─── EXERCISE INPUT
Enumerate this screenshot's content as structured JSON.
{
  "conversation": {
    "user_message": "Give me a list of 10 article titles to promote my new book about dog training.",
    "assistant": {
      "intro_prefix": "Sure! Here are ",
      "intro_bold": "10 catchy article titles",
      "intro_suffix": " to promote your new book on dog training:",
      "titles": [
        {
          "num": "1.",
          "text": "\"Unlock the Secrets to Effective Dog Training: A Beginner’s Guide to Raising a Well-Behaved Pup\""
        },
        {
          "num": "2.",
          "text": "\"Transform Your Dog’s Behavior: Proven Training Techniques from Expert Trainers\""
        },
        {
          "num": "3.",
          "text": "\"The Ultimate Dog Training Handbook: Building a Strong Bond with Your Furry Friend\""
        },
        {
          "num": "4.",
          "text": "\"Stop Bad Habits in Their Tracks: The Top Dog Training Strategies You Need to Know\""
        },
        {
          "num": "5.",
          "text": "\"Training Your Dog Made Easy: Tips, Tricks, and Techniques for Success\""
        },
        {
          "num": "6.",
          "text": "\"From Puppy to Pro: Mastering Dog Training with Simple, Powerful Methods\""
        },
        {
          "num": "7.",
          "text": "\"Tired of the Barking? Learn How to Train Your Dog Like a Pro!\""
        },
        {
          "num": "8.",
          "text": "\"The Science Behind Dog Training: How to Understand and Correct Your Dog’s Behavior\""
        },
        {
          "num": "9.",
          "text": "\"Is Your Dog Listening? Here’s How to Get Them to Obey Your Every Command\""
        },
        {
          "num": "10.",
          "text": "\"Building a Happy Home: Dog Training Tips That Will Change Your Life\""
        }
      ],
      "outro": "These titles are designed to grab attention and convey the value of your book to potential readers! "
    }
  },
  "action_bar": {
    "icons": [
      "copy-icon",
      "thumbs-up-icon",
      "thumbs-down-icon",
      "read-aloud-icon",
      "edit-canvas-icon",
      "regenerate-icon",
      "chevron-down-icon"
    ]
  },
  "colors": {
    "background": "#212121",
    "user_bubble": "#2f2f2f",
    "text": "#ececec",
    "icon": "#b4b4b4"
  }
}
──────
Search the records for the word "article" and copy every line where it occurs.

== FINISHED EXERCISE ==
    "user_message": "Give me a list of 10 article titles to promote my new book about dog training.",
      "intro_bold": "10 catchy article titles",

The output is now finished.